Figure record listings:
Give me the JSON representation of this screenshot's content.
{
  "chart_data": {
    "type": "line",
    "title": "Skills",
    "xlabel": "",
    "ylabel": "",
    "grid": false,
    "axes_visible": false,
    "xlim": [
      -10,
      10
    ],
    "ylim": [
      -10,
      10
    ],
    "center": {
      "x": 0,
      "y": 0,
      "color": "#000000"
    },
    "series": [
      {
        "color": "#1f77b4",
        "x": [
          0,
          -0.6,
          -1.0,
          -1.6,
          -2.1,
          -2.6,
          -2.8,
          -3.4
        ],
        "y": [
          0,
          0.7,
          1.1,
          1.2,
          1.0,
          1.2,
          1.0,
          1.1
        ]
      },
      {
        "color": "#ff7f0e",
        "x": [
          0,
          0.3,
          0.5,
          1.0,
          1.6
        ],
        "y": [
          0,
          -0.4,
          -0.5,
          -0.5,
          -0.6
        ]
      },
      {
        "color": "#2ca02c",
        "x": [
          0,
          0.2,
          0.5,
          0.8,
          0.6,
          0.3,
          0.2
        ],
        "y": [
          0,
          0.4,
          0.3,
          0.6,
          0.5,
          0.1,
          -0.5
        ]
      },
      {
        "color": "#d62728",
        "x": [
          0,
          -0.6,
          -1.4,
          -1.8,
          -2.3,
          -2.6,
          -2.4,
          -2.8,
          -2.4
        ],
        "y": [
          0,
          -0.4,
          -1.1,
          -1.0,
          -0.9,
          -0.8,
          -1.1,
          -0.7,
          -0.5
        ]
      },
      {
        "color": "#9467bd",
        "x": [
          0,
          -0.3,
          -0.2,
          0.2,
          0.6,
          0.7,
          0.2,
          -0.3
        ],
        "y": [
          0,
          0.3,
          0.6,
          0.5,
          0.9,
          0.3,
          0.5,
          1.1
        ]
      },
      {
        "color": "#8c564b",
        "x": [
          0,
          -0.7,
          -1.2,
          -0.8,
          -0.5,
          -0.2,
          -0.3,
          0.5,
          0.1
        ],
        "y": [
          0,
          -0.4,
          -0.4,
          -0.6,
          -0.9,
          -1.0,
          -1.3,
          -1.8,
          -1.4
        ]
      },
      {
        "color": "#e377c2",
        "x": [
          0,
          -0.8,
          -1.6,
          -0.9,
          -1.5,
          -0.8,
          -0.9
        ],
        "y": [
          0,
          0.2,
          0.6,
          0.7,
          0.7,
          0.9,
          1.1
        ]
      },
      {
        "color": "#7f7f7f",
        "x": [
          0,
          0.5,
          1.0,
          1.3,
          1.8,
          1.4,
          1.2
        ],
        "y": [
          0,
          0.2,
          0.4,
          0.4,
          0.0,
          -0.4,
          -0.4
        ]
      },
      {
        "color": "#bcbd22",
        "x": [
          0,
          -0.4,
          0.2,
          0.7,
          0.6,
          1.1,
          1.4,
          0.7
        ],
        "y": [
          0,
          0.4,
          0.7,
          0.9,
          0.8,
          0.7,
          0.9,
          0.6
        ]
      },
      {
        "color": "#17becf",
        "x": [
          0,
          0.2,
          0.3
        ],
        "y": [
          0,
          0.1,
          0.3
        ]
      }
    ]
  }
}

● **Task to complete**
Give the entries again in full, exactly as they are written.

● **Expected answer**
Give me the JSON representation of this screenshot's content.
{
  "chart_data": {
    "type": "line",
    "title": "Skills",
    "xlabel": "",
    "ylabel": "",
    "grid": false,
    "axes_visible": false,
    "xlim": [
      -10,
      10
    ],
    "ylim": [
      -10,
      10
    ],
    "center": {
      "x": 0,
      "y": 0,
      "color": "#000000"
    },
    "series": [
      {
        "color": "#1f77b4",
        "x": [
          0,
          -0.6,
          -1.0,
          -1.6,
          -2.1,
          -2.6,
          -2.8,
          -3.4
        ],
        "y": [
          0,
          0.7,
          1.1,
          1.2,
          1.0,
          1.2,
          1.0,
          1.1
        ]
      },
      {
        "color": "#ff7f0e",
        "x": [
          0,
          0.3,
          0.5,
          1.0,
          1.6
        ],
        "y": [
          0,
          -0.4,
          -0.5,
          -0.5,
          -0.6
        ]
      },
      {
        "color": "#2ca02c",
        "x": [
          0,
          0.2,
          0.5,
          0.8,
          0.6,
          0.3,
          0.2
        ],
        "y": [
          0,
          0.4,
          0.3,
          0.6,
          0.5,
          0.1,
          -0.5
        ]
      },
      {
        "color": "#d62728",
        "x": [
          0,
          -0.6,
          -1.4,
          -1.8,
          -2.3,
          -2.6,
          -2.4,
          -2.8,
          -2.4
        ],
        "y": [
          0,
          -0.4,
          -1.1,
          -1.0,
          -0.9,
          -0.8,
          -1.1,
          -0.7,
          -0.5
        ]
      },
      {
        "color": "#9467bd",
        "x": [
          0,
          -0.3,
          -0.2,
          0.2,
          0.6,
          0.7,
          0.2,
          -0.3
        ],
        "y": [
          0,
          0.3,
          0.6,
          0.5,
          0.9,
          0.3,
          0.5,
          1.1
        ]
      },
      {
        "color": "#8c564b",
        "x": [
          0,
          -0.7,
          -1.2,
          -0.8,
          -0.5,
          -0.2,
          -0.3,
          0.5,
          0.1
        ],
        "y": [
          0,
          -0.4,
          -0.4,
          -0.6,
          -0.9,
          -1.0,
          -1.3,
          -1.8,
          -1.4
        ]
      },
      {
        "color": "#e377c2",
        "x": [
          0,
          -0.8,
          -1.6,
          -0.9,
          -1.5,
          -0.8,
          -0.9
        ],
        "y": [
          0,
          0.2,
          0.6,
          0.7,
          0.7,
          0.9,
          1.1
        ]
      },
      {
        "color": "#7f7f7f",
        "x": [
          0,
          0.5,
          1.0,
          1.3,
          1.8,
          1.4,
          1.2
        ],
        "y": [
          0,
          0.2,
          0.4,
          0.4,
          0.0,
          -0.4,
          -0.4
        ]
      },
      {
        "color": "#bcbd22",
        "x": [
          0,
          -0.4,
          0.2,
          0.7,
          0.6,
          1.1,
          1.4,
          0.7
        ],
        "y": [
          0,
          0.4,
          0.7,
          0.9,
          0.8,
          0.7,
          0.9,
          0.6
        ]
      },
      {
        "color": "#17becf",
        "x": [
          0,
          0.2,
          0.3
        ],
        "y": [
          0,
          0.1,
          0.3
        ]
      }
    ]
  }
}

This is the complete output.